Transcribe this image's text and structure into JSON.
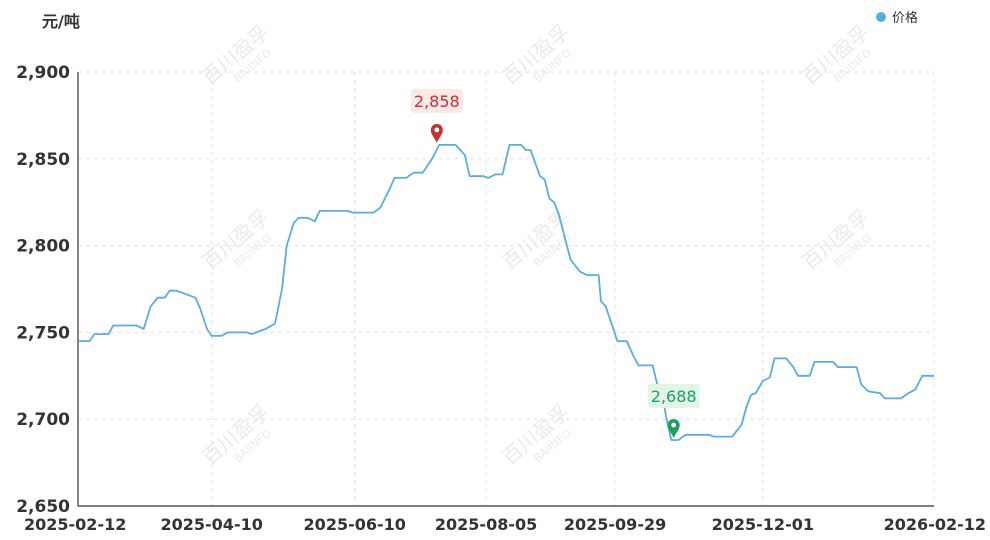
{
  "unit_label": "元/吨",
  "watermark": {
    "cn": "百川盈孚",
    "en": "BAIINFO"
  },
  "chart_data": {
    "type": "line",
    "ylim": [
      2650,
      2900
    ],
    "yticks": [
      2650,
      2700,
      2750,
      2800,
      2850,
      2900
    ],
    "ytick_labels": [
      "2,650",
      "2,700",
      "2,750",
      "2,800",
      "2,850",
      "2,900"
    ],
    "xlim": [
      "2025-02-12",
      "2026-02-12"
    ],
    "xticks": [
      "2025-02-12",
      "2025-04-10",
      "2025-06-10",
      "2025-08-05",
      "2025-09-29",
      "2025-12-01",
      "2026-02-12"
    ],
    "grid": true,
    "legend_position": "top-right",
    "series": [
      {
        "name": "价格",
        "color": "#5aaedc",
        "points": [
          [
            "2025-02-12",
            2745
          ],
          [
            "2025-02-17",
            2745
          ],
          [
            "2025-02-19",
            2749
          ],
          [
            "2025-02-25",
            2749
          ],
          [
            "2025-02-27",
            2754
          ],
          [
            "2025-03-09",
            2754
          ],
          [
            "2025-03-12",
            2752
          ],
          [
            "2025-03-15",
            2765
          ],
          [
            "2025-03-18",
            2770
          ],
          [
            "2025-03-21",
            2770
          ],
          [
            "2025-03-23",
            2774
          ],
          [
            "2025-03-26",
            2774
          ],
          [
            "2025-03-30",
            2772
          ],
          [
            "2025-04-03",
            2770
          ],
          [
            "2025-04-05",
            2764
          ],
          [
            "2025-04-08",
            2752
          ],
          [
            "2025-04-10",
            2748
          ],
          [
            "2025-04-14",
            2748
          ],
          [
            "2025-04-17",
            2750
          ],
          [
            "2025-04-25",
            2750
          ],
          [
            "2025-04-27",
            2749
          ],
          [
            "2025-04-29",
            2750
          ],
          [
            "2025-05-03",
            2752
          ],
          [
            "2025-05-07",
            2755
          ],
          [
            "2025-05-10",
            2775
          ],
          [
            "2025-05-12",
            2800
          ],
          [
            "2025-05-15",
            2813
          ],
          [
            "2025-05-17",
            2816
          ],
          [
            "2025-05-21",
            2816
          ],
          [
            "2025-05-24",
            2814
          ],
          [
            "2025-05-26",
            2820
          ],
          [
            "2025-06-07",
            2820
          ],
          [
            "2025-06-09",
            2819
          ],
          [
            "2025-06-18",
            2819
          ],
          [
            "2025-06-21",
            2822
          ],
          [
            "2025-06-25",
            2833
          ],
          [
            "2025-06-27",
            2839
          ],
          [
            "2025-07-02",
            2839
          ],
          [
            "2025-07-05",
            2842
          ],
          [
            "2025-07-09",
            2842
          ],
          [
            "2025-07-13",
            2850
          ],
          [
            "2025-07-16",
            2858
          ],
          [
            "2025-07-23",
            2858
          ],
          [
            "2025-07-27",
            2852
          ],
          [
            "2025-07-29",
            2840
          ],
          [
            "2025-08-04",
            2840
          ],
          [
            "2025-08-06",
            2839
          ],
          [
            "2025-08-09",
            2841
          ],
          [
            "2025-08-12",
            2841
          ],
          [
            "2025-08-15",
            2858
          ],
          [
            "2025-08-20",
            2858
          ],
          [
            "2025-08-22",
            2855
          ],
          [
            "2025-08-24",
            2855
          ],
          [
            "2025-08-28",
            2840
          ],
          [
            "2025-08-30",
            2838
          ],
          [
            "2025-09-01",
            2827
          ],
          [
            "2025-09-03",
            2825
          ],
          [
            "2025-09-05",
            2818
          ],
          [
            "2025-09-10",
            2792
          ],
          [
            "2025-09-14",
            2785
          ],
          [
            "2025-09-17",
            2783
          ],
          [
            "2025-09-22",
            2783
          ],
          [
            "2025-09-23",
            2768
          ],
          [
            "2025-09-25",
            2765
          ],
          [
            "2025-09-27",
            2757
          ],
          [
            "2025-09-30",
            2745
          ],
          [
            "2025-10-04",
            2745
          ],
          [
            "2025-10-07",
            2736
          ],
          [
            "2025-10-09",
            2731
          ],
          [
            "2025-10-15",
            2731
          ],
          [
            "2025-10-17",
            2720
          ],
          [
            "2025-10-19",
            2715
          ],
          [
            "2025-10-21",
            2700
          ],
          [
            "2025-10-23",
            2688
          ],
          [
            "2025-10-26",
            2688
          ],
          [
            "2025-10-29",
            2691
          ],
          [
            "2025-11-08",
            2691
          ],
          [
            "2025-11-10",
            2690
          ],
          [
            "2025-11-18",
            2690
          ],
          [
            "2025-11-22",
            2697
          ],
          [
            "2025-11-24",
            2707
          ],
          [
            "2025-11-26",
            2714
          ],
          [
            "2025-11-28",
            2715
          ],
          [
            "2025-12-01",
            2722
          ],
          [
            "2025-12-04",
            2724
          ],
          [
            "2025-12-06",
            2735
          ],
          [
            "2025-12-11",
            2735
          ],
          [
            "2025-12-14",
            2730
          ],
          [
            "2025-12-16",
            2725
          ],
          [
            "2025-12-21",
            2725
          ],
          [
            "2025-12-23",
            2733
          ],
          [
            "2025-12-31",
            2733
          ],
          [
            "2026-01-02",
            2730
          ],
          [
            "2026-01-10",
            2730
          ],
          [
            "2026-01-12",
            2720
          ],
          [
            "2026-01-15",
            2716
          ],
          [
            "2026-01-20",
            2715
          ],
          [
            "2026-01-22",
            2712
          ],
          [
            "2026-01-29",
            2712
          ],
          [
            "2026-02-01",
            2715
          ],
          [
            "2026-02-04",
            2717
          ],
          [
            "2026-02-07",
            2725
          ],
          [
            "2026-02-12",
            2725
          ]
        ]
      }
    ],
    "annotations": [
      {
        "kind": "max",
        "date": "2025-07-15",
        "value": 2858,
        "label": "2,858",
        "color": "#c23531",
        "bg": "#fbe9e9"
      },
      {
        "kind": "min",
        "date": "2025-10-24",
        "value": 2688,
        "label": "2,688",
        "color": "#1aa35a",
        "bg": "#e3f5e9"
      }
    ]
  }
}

[WHAT YOU HAVE TO DO]
Find every line that holds "color" and copy it.

[THE SOLUTION]
        "color": "#5aaedc",
        "color": "#c23531",
        "color": "#1aa35a",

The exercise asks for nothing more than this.